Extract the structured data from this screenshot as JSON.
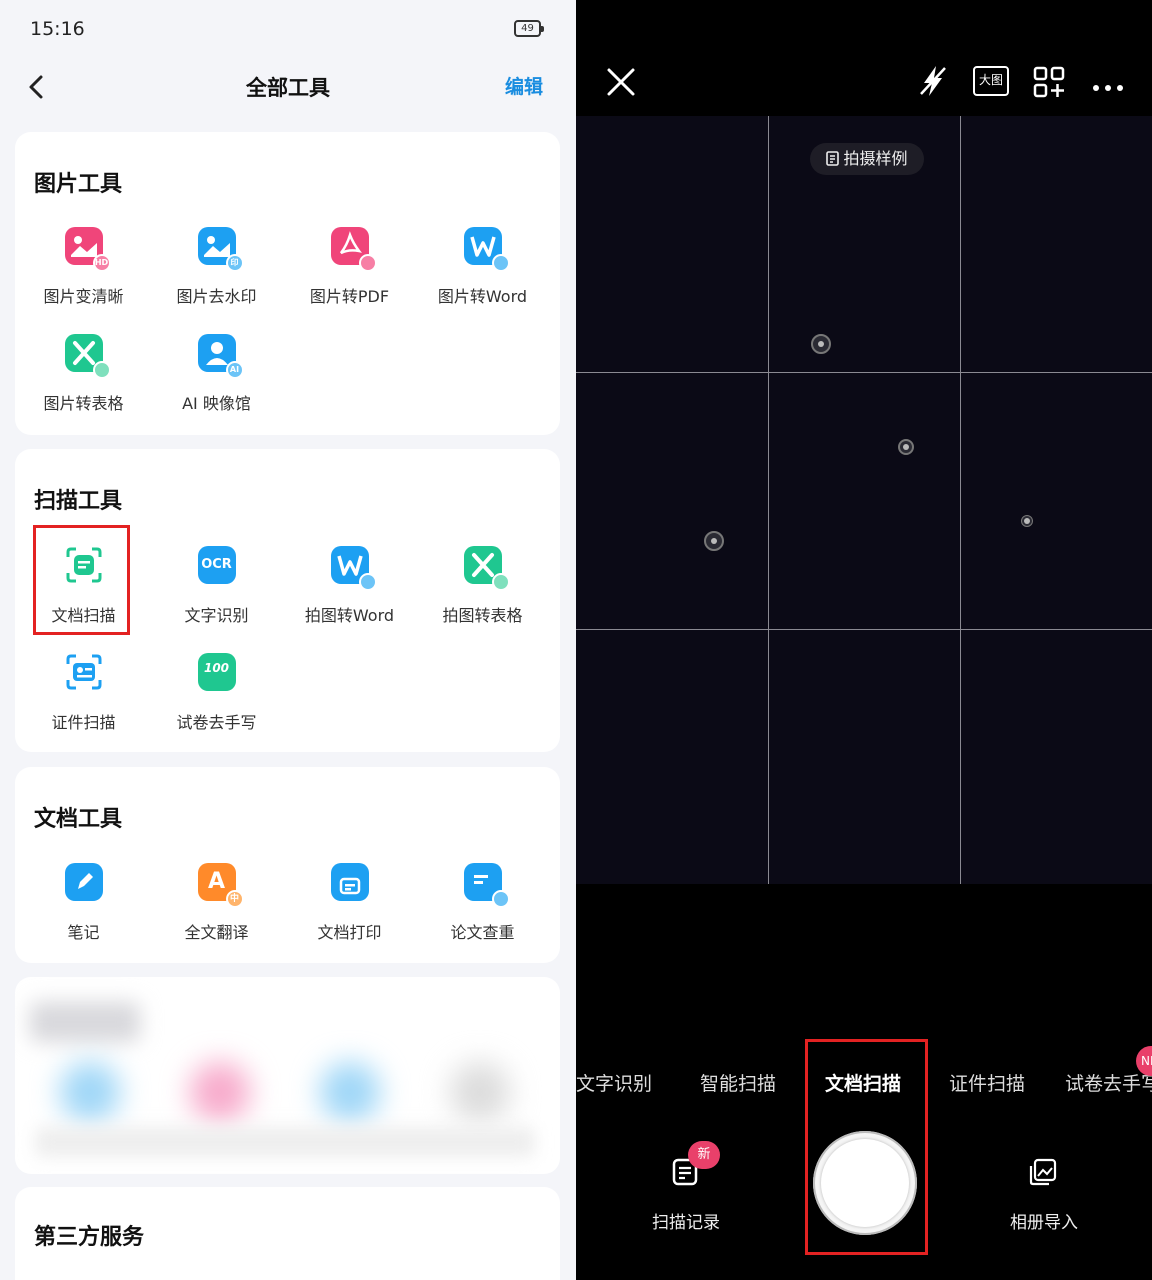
{
  "status_bar": {
    "time": "15:16",
    "battery": "49"
  },
  "nav": {
    "title": "全部工具",
    "edit": "编辑"
  },
  "sections": {
    "image_tools": {
      "title": "图片工具",
      "tools": [
        {
          "label": "图片变清晰",
          "icon": "image-hd-icon",
          "color": "#f0457a",
          "sub": "HD"
        },
        {
          "label": "图片去水印",
          "icon": "image-watermark-icon",
          "color": "#1da0f2",
          "sub": "印"
        },
        {
          "label": "图片转PDF",
          "icon": "image-pdf-icon",
          "color": "#f0457a",
          "sub": ""
        },
        {
          "label": "图片转Word",
          "icon": "image-word-icon",
          "color": "#1da0f2",
          "sub": ""
        },
        {
          "label": "图片转表格",
          "icon": "image-excel-icon",
          "color": "#1fc790",
          "sub": ""
        },
        {
          "label": "AI 映像馆",
          "icon": "ai-portrait-icon",
          "color": "#1da0f2",
          "sub": "AI"
        }
      ]
    },
    "scan_tools": {
      "title": "扫描工具",
      "tools": [
        {
          "label": "文档扫描",
          "icon": "document-scan-icon",
          "color": "#1fc790"
        },
        {
          "label": "文字识别",
          "icon": "ocr-icon",
          "color": "#1da0f2",
          "text": "OCR"
        },
        {
          "label": "拍图转Word",
          "icon": "photo-word-icon",
          "color": "#1da0f2"
        },
        {
          "label": "拍图转表格",
          "icon": "photo-excel-icon",
          "color": "#1fc790"
        },
        {
          "label": "证件扫描",
          "icon": "id-scan-icon",
          "color": "#1da0f2"
        },
        {
          "label": "试卷去手写",
          "icon": "exam-handwriting-icon",
          "color": "#1fc790",
          "text": "100"
        }
      ]
    },
    "doc_tools": {
      "title": "文档工具",
      "tools": [
        {
          "label": "笔记",
          "icon": "note-icon",
          "color": "#1da0f2"
        },
        {
          "label": "全文翻译",
          "icon": "translate-icon",
          "color": "#ff8a2a",
          "sub": "中"
        },
        {
          "label": "文档打印",
          "icon": "print-icon",
          "color": "#1da0f2"
        },
        {
          "label": "论文查重",
          "icon": "plagiarism-check-icon",
          "color": "#1da0f2"
        }
      ]
    },
    "third_party": {
      "title": "第三方服务"
    }
  },
  "camera": {
    "sample_label": "拍摄样例",
    "modes": [
      "文字识别",
      "智能扫描",
      "文档扫描",
      "证件扫描",
      "试卷去手写"
    ],
    "active_mode": "文档扫描",
    "new_mark": "NE",
    "scan_records": "扫描记录",
    "scan_records_badge": "新",
    "album_import": "相册导入",
    "big_image_label": "大图"
  },
  "colors": {
    "accent": "#1a8de0",
    "highlight": "#e32222",
    "badge": "#e9406a"
  }
}
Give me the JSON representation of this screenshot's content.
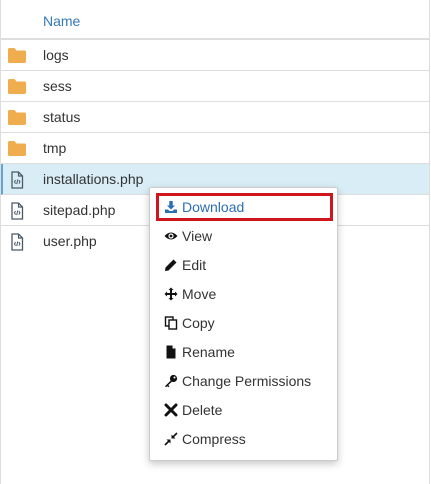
{
  "file_list": {
    "header": {
      "name_label": "Name"
    },
    "rows": [
      {
        "name": "logs",
        "type": "folder"
      },
      {
        "name": "sess",
        "type": "folder"
      },
      {
        "name": "status",
        "type": "folder"
      },
      {
        "name": "tmp",
        "type": "folder"
      },
      {
        "name": "installations.php",
        "type": "file",
        "selected": true
      },
      {
        "name": "sitepad.php",
        "type": "file"
      },
      {
        "name": "user.php",
        "type": "file"
      }
    ]
  },
  "context_menu": {
    "items": [
      {
        "label": "Download",
        "icon": "download-icon",
        "highlighted": true
      },
      {
        "label": "View",
        "icon": "eye-icon"
      },
      {
        "label": "Edit",
        "icon": "pencil-icon"
      },
      {
        "label": "Move",
        "icon": "move-arrows-icon"
      },
      {
        "label": "Copy",
        "icon": "copy-icon"
      },
      {
        "label": "Rename",
        "icon": "file-icon"
      },
      {
        "label": "Change Permissions",
        "icon": "key-icon"
      },
      {
        "label": "Delete",
        "icon": "x-icon"
      },
      {
        "label": "Compress",
        "icon": "compress-icon"
      }
    ]
  },
  "colors": {
    "accent_link": "#337ab7",
    "selected_row": "#d9edf7",
    "folder": "#f0ad4e",
    "highlight_border": "#d0161d"
  }
}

..........

## Aim of the exercise
Transcribe the material as is, with images omitted.

## Worked solution
Extract the structured data from this screenshot as JSON.
{
  "status_bar": {
    "time": "15:16",
    "battery": "49"
  },
  "nav": {
    "title": "全部工具",
    "edit": "编辑"
  },
  "sections": {
    "image_tools": {
      "title": "图片工具",
      "tools": [
        {
          "label": "图片变清晰",
          "icon": "image-hd-icon",
          "color": "#f0457a",
          "sub": "HD"
        },
        {
          "label": "图片去水印",
          "icon": "image-watermark-icon",
          "color": "#1da0f2",
          "sub": "印"
        },
        {
          "label": "图片转PDF",
          "icon": "image-pdf-icon",
          "color": "#f0457a",
          "sub": ""
        },
        {
          "label": "图片转Word",
          "icon": "image-word-icon",
          "color": "#1da0f2",
          "sub": ""
        },
        {
          "label": "图片转表格",
          "icon": "image-excel-icon",
          "color": "#1fc790",
          "sub": ""
        },
        {
          "label": "AI 映像馆",
          "icon": "ai-portrait-icon",
          "color": "#1da0f2",
          "sub": "AI"
        }
      ]
    },
    "scan_tools": {
      "title": "扫描工具",
      "tools": [
        {
          "label": "文档扫描",
          "icon": "document-scan-icon",
          "color": "#1fc790"
        },
        {
          "label": "文字识别",
          "icon": "ocr-icon",
          "color": "#1da0f2",
          "text": "OCR"
        },
        {
          "label": "拍图转Word",
          "icon": "photo-word-icon",
          "color": "#1da0f2"
        },
        {
          "label": "拍图转表格",
          "icon": "photo-excel-icon",
          "color": "#1fc790"
        },
        {
          "label": "证件扫描",
          "icon": "id-scan-icon",
          "color": "#1da0f2"
        },
        {
          "label": "试卷去手写",
          "icon": "exam-handwriting-icon",
          "color": "#1fc790",
          "text": "100"
        }
      ]
    },
    "doc_tools": {
      "title": "文档工具",
      "tools": [
        {
          "label": "笔记",
          "icon": "note-icon",
          "color": "#1da0f2"
        },
        {
          "label": "全文翻译",
          "icon": "translate-icon",
          "color": "#ff8a2a",
          "sub": "中"
        },
        {
          "label": "文档打印",
          "icon": "print-icon",
          "color": "#1da0f2"
        },
        {
          "label": "论文查重",
          "icon": "plagiarism-check-icon",
          "color": "#1da0f2"
        }
      ]
    },
    "third_party": {
      "title": "第三方服务"
    }
  },
  "camera": {
    "sample_label": "拍摄样例",
    "modes": [
      "文字识别",
      "智能扫描",
      "文档扫描",
      "证件扫描",
      "试卷去手写"
    ],
    "active_mode": "文档扫描",
    "new_mark": "NE",
    "scan_records": "扫描记录",
    "scan_records_badge": "新",
    "album_import": "相册导入",
    "big_image_label": "大图"
  },
  "colors": {
    "accent": "#1a8de0",
    "highlight": "#e32222",
    "badge": "#e9406a"
  }
}
Give me the JSON representation of this screenshot's content.
{
  "file_list": {
    "header": {
      "name_label": "Name"
    },
    "rows": [
      {
        "name": "logs",
        "type": "folder"
      },
      {
        "name": "sess",
        "type": "folder"
      },
      {
        "name": "status",
        "type": "folder"
      },
      {
        "name": "tmp",
        "type": "folder"
      },
      {
        "name": "installations.php",
        "type": "file",
        "selected": true
      },
      {
        "name": "sitepad.php",
        "type": "file"
      },
      {
        "name": "user.php",
        "type": "file"
      }
    ]
  },
  "context_menu": {
    "items": [
      {
        "label": "Download",
        "icon": "download-icon",
        "highlighted": true
      },
      {
        "label": "View",
        "icon": "eye-icon"
      },
      {
        "label": "Edit",
        "icon": "pencil-icon"
      },
      {
        "label": "Move",
        "icon": "move-arrows-icon"
      },
      {
        "label": "Copy",
        "icon": "copy-icon"
      },
      {
        "label": "Rename",
        "icon": "file-icon"
      },
      {
        "label": "Change Permissions",
        "icon": "key-icon"
      },
      {
        "label": "Delete",
        "icon": "x-icon"
      },
      {
        "label": "Compress",
        "icon": "compress-icon"
      }
    ]
  },
  "colors": {
    "accent_link": "#337ab7",
    "selected_row": "#d9edf7",
    "folder": "#f0ad4e",
    "highlight_border": "#d0161d"
  }
}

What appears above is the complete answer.